*** Opening Excerpted passage ***
Keep in mind that Medicare was originally created because
the cost of health care was forcing millions of older Americans to choose
between being poor and being sick. In 1963, over 40 percent of seniors had
no hospital coverage. Today, about one-third have no prescription drug
coverage—and another third have coverage that is, at best,
unreliable.
In rural areas the problem is even worse. If you live in a
small town or farming community and you're on Medicare, your chances of
having drug coverage is a flip of the coin...it's not even 50-50.
This
year more than half of all Medicare beneficiaries will use prescription
drugs costing $500 or more. And 38 percent will spend over $1,000. Also
this year, nearly three-quarters of Medicare managed care plans will cap
their drug benefit at or below $1,000.
Medicare beneficiaries who do not have prescription drug
coverage fill fewer prescriptions and have higher out-of-pocket drug costs
than beneficiaries with coverage. The number of private employers offering
health benefits to their retirees is going down—and Medigap premiums are
going up. Frankly, beneficiaries who get coverage through individually
purchased Medigap policies or through Medicare+Choice cannot count on
keeping that coverage. Finally, contrary to what many people believe, most
of the Nation's 44 million uninsured are not low income.
In fact, over half of the 13 million Medicare beneficiaries
who lack drug coverage have incomes greater than 150 percent of poverty.
That means a benefit targeted only to low income beneficiaries will not
help most seniors.
So as the President said in his State of the Union Address,
"In good conscience we cannot let another year pass without extending to
all seniors the lifeline of affordable prescription drugs." That's why we
have been battling to make affordable, accessible prescription drugs part
of Medicare's basic benefits package.
We have many important allies in this battle—especially
among health professionals. We hope they are checking out your Web site,
because you are absolutely right when you say, "Inadequate prescription
drug coverage, increasing use of prescription drugs for medical treatment,
and increasing chronic diseases in the elderly all support the need for a
Medicare drug benefit." You are right and we thank you.
You go on to say that patients need to be better educated in
the use of prescription drugs, that patients need to have their
medications carefully monitored, and that pharmacists have the training
and personal relationships with patients necessary to meet those two
goals. We agree. Just last week, the President reiterated those principles
and said:
- the prescription drug plan must be voluntary and accessible to all
beneficiaries;
- the plan must provide meaningful protection and bargaining power for
seniors;
- the plan must be affordable—for both the beneficiary and for
Medicare;
- the plan must offer competitive prices and be easy to administer
through the private sector; and
- the plan must be part of an overall strategy to strengthen and
modernize Medicare.
*** Closing Excerpted passage ***
• Brief
From the passage on Medicare drug coverage above, return the text verbatim, starting at "In rural areas" and ending at "not even 50-50.".
*** Opening Dataset content ***
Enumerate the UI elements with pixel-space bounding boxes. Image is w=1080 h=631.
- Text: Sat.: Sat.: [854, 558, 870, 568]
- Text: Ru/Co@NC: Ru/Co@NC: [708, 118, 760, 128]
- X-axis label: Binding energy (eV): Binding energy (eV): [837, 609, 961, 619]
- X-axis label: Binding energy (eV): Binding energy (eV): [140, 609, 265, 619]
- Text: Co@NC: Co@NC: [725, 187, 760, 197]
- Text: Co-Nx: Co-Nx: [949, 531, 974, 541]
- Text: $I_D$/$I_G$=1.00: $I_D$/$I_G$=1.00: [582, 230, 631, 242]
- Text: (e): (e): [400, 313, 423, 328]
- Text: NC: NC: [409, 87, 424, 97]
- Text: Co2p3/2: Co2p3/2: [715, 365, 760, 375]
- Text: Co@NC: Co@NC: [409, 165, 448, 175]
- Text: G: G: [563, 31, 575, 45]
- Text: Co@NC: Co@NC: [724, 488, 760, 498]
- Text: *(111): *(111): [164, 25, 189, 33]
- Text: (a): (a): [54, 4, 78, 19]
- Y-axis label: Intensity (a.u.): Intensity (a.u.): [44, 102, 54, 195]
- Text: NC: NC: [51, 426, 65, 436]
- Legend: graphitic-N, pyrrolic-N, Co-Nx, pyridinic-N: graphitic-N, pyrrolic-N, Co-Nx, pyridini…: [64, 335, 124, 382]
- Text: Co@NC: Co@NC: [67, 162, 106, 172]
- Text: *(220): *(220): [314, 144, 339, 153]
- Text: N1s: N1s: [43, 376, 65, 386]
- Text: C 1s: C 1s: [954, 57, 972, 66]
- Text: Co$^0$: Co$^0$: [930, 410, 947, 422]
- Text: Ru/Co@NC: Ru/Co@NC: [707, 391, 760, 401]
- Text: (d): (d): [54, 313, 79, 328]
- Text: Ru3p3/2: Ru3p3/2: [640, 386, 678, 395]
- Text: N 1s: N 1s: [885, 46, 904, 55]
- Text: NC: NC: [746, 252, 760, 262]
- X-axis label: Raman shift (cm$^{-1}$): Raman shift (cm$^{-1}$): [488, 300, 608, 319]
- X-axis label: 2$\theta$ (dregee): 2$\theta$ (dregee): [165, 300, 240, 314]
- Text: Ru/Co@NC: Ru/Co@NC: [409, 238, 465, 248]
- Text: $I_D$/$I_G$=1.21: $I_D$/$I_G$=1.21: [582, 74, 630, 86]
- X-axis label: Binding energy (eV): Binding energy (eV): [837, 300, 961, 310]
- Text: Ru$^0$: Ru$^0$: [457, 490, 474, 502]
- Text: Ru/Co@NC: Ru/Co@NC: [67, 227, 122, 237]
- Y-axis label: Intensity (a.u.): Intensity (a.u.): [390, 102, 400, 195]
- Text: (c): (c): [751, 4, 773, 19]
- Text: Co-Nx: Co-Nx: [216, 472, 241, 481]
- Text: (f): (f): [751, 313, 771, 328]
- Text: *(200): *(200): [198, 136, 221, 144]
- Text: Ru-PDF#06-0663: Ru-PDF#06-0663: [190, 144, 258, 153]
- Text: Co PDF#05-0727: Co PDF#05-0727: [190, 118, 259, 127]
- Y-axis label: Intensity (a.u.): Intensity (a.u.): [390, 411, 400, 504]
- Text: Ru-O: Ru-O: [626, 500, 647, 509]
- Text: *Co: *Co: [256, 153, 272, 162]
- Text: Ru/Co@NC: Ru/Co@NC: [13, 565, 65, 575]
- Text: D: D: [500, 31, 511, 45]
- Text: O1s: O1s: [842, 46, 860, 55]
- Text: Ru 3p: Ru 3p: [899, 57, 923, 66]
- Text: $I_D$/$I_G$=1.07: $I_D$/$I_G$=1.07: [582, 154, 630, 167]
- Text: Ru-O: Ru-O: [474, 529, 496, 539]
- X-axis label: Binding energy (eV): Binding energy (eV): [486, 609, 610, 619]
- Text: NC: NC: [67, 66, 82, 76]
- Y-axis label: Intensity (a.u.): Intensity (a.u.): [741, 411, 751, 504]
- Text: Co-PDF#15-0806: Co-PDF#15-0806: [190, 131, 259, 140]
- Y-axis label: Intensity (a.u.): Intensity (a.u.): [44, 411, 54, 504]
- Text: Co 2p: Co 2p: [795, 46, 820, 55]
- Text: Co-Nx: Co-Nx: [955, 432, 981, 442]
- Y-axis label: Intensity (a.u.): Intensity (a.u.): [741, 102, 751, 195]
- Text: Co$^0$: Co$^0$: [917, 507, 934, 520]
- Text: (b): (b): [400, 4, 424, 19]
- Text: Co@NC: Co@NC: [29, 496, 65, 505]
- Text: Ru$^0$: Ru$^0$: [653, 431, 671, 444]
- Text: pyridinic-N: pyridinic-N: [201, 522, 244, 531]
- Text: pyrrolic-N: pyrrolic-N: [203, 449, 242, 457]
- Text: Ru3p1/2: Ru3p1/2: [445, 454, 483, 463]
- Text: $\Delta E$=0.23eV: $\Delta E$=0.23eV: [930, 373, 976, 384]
*** Closing Dataset content ***
• Result of the exercise
In rural areas the problem is even worse. If you live in a
small town or farming community and you're on Medicare, your chances of
having drug coverage is a flip of the coin...it's not even 50-50.